_Written task_. In the mailing-list post on the Gerrit deployment, which part of Gerrit does the quoted maintainer call potentially valuable?

_Given text_.

┌────────

Update on Gerrit deployment

Andy Green andy.green at linaro.org
Sun Aug 28 02:35:14 UTC 2011


On 08/28/2011 05:20 AM, Somebody in the thread at some point said:
> On Sat, 2011-08-27 at 21:29 +0800, Andy Green wrote:
>> On 08/27/2011 02:15 AM, Somebody in the thread at some point said:
>>> Gerrit is that it doesn't care if the tree has been rebased. It will
>>> just try and merge the changeset on top of the current tree, whatever
>>> the history so in that case Gerrit is actually enabling developers to
>>> work with trees that are continually rebased (like the linux kernel).
>>
>> Linus' tree is a history tree, fwiw.
>>
>> For kernel, gerrit users even generating the patches to propose requires
>> git.  So gerrit is just a sort of secondary 'social' option on top of
>> git, which remains mandatory.
>>
>> I want to respect people's contribution, but I don't see how external
>> voting on patches is going to help me: either it fits at my tree's
>> level, has a use and doesn't conflict in which case I'll take it, or
>> it's not going to work out for me and it won't work out any better if
>> one or more people clicked +1 on it.
>>
>> I don't think we can dispense with one person attempting to understand
>> what the patches are and what they buy us, what their future is and if
>> they want them which trees they go on, etc, by a kind of
>> isithotornot.linaro.org.
>
> I think you're greatly mis-characterizing what gerrit does. *No one*
> maintains a code tree like a democracy.

I went and looked at it last week, clicked around a bit and report what 
I saw.

> I too suspect the voting (which is really just review logging, something
> most mature projects require and use, be it "Acked-by" lines or
> whatever) won't be of much use to us, as we're still fairly loose with
> our change management and we trust tree maintainers.

Yeah.

> As a maintainer, I think the formal submission tracking (ie: here are
> changes submitted that have not yet been included) is really the part
> that is potentially valuable to us. It makes sure the work folks submit
> doesn't just get lost in churn and busy crunches.

└────────

_Entries_.
┌────────

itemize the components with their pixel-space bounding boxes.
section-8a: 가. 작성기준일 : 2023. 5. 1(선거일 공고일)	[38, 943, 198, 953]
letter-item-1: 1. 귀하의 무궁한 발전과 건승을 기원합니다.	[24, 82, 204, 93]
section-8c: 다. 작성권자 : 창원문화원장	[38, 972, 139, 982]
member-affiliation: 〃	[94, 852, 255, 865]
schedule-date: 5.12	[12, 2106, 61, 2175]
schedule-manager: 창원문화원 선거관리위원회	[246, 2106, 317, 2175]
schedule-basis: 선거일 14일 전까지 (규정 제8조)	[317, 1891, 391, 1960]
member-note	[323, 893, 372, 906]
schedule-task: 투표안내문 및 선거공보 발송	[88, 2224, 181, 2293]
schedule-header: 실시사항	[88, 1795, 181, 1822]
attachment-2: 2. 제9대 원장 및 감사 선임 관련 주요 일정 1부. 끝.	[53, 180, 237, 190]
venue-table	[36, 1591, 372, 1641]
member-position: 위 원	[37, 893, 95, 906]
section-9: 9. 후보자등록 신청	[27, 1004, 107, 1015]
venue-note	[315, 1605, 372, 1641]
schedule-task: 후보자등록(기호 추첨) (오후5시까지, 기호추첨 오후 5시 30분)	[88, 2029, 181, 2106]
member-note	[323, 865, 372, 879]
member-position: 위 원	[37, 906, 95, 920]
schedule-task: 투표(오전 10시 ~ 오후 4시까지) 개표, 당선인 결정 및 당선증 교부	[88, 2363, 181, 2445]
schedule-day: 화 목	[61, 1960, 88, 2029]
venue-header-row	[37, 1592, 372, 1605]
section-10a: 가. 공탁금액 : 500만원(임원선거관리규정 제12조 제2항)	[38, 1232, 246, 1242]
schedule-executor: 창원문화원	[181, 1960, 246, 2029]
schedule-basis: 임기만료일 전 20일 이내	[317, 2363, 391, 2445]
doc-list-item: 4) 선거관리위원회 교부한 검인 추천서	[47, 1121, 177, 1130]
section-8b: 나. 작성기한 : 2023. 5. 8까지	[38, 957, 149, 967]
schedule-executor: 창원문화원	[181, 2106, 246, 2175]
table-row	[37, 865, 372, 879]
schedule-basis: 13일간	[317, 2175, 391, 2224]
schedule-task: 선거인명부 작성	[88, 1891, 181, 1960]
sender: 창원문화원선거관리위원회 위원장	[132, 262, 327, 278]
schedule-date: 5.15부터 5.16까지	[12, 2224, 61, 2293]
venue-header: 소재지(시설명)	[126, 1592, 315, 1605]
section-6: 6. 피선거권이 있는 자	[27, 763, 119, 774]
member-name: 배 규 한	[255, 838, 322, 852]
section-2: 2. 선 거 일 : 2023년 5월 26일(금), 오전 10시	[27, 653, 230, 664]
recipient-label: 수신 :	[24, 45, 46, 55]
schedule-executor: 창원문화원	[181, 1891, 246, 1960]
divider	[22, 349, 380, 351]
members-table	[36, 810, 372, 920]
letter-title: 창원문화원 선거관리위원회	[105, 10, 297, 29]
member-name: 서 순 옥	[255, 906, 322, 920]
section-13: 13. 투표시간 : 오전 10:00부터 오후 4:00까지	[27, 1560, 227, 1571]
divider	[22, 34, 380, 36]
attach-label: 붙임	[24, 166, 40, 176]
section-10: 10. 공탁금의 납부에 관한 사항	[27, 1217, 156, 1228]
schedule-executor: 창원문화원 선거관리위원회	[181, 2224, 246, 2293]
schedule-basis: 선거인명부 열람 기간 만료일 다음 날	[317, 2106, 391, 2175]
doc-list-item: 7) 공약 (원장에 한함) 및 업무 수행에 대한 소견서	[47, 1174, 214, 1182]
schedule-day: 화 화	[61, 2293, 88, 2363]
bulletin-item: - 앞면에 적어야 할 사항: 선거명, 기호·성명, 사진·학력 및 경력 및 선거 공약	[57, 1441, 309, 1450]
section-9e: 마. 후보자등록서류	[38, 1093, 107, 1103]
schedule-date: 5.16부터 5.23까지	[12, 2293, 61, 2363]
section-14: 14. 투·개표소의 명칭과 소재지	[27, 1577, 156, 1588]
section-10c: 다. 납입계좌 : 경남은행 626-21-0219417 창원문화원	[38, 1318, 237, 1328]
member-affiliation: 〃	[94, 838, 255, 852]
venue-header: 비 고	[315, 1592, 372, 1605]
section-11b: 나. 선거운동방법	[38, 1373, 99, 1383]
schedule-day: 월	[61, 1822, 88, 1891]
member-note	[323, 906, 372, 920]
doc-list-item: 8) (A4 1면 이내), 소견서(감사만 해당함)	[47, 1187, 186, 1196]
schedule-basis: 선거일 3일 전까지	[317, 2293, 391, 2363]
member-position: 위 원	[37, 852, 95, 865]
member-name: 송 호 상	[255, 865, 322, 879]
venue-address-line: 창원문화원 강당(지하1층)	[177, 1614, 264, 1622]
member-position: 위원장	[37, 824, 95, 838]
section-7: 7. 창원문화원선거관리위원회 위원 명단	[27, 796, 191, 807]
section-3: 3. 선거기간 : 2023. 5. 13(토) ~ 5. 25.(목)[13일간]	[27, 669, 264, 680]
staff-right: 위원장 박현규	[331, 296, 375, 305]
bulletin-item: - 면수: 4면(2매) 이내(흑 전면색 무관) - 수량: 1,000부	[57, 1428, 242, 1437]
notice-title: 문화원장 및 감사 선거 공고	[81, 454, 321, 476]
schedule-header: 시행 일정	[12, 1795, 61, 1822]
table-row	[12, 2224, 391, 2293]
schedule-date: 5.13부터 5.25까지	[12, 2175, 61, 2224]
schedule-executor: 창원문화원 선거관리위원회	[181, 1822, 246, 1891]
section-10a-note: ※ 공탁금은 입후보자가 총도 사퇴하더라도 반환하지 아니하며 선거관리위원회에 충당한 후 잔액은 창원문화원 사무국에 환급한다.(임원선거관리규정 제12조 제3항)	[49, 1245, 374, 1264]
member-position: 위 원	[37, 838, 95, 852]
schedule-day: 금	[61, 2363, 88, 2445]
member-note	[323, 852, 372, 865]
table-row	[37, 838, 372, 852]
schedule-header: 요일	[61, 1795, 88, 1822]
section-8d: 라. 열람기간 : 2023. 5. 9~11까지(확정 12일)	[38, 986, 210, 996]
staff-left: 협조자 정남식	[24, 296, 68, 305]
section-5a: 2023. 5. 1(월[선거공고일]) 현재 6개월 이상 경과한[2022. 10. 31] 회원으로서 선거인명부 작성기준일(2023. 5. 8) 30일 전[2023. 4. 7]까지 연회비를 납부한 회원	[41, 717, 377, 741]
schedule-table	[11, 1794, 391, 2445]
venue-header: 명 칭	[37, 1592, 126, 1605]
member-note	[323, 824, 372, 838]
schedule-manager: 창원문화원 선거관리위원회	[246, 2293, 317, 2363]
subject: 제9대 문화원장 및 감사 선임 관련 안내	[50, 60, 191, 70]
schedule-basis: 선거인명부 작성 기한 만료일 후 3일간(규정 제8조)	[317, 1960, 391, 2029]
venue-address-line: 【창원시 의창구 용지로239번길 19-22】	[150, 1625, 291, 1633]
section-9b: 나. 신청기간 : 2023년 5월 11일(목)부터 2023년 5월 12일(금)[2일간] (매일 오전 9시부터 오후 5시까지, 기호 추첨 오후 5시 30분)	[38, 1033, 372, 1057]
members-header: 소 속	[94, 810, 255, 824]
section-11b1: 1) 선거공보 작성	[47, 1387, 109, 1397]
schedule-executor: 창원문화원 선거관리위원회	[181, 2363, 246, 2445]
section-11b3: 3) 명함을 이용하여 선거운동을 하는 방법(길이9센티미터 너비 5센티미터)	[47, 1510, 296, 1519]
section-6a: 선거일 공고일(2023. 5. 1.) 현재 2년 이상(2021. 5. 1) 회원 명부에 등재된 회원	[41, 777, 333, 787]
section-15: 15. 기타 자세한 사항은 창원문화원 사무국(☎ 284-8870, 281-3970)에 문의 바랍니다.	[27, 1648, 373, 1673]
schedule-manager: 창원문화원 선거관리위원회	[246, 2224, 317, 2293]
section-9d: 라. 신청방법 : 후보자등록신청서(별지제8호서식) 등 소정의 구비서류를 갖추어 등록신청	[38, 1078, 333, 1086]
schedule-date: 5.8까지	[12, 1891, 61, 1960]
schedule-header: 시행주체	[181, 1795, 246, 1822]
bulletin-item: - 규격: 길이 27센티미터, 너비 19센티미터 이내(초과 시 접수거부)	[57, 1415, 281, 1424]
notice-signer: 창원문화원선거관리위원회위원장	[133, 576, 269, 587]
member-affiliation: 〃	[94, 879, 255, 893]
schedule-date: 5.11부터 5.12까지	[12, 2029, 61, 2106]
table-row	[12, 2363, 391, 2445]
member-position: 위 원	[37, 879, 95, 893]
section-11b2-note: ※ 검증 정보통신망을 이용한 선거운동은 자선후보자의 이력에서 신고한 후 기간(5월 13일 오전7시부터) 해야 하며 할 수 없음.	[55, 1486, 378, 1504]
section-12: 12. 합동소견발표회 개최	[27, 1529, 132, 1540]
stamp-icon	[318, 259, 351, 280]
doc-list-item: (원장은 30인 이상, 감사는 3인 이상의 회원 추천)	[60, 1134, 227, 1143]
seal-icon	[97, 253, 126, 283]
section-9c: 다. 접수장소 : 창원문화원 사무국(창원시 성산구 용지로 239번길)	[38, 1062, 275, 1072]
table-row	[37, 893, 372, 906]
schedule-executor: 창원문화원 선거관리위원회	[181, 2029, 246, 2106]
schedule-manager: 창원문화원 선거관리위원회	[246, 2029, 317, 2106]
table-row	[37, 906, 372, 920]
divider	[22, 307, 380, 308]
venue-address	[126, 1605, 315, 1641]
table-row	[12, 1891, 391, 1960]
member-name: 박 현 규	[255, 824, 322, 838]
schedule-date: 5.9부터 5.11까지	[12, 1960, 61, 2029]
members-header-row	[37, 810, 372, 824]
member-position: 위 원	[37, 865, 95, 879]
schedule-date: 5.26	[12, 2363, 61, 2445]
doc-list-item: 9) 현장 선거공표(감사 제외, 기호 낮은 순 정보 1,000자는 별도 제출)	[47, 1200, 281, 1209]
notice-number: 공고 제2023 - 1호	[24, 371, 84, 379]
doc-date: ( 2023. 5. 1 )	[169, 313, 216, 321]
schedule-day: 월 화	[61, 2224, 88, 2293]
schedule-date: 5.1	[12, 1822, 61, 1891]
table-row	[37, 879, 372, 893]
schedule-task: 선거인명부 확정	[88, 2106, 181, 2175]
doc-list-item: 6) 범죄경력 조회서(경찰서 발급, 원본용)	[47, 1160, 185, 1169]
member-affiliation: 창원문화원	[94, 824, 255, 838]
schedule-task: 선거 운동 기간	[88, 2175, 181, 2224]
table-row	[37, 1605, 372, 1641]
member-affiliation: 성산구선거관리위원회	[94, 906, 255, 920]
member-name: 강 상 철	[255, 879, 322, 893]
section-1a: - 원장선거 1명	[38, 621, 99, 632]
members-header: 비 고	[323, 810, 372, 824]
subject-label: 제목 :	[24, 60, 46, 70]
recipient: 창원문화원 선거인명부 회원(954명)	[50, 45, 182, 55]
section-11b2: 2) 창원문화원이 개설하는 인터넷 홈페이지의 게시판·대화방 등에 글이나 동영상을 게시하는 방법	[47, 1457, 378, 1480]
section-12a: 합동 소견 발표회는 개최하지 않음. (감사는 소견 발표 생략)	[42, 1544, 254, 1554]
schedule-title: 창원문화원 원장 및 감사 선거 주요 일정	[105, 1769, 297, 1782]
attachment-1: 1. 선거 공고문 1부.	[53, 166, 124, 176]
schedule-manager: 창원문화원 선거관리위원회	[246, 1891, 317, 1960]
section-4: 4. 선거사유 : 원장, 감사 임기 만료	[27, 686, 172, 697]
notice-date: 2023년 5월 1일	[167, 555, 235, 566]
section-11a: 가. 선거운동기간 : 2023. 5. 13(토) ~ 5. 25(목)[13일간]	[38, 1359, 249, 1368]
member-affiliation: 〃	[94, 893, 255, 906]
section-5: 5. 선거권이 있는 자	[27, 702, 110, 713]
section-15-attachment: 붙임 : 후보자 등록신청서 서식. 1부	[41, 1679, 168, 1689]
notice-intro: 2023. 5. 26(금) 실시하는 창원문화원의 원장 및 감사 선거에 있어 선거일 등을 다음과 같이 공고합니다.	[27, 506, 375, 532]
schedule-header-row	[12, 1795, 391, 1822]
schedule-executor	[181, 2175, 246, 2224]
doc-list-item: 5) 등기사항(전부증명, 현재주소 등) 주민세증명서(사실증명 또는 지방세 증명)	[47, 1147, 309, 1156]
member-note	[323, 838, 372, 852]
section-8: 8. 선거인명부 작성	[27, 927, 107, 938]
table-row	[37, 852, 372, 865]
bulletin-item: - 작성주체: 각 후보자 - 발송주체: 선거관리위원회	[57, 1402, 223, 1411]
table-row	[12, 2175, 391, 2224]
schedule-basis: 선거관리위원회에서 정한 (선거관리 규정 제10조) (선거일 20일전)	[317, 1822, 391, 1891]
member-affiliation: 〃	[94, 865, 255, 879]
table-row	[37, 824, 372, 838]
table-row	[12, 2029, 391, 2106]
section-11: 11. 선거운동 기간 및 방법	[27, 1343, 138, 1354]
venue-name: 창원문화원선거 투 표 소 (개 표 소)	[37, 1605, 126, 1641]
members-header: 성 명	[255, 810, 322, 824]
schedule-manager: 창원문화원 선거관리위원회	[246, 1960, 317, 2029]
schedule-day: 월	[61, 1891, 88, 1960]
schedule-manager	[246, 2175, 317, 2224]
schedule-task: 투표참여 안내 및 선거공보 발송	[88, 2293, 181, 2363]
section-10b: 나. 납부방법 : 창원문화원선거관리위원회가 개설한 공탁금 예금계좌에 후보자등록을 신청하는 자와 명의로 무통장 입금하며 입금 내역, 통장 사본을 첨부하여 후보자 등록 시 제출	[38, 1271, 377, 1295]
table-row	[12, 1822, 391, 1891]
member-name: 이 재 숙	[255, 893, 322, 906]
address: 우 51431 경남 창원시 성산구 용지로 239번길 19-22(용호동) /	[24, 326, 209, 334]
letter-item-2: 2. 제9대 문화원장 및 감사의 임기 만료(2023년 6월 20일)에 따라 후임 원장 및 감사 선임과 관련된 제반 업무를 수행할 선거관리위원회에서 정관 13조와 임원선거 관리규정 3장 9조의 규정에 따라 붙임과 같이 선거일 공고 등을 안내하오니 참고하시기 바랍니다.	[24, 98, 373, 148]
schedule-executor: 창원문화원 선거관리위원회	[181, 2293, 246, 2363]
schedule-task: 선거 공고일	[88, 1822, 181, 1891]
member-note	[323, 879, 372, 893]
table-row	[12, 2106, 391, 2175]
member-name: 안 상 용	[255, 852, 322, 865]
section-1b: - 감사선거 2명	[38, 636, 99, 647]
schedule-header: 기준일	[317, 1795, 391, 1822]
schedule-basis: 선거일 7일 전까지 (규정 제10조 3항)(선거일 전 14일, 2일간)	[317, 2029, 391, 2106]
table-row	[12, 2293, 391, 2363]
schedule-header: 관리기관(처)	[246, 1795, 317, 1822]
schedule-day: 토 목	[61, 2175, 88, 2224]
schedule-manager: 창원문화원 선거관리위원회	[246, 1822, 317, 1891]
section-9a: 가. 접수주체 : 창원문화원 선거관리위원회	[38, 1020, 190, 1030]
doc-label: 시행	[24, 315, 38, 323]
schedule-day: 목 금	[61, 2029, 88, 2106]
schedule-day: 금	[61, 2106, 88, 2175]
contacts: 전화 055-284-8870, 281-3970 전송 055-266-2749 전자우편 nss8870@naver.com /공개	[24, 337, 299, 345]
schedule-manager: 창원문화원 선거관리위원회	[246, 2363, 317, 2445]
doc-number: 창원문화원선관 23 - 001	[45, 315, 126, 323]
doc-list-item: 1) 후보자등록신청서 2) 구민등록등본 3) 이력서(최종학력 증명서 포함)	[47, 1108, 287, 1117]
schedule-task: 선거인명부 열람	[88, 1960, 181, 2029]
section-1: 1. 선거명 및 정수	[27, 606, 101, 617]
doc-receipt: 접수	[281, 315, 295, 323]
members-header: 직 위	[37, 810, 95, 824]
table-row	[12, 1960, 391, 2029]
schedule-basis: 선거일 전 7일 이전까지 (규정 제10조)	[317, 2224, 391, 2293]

└────────

_The solution_. The formal submission tracking, meaning the record of changes that were submitted but have not yet been included.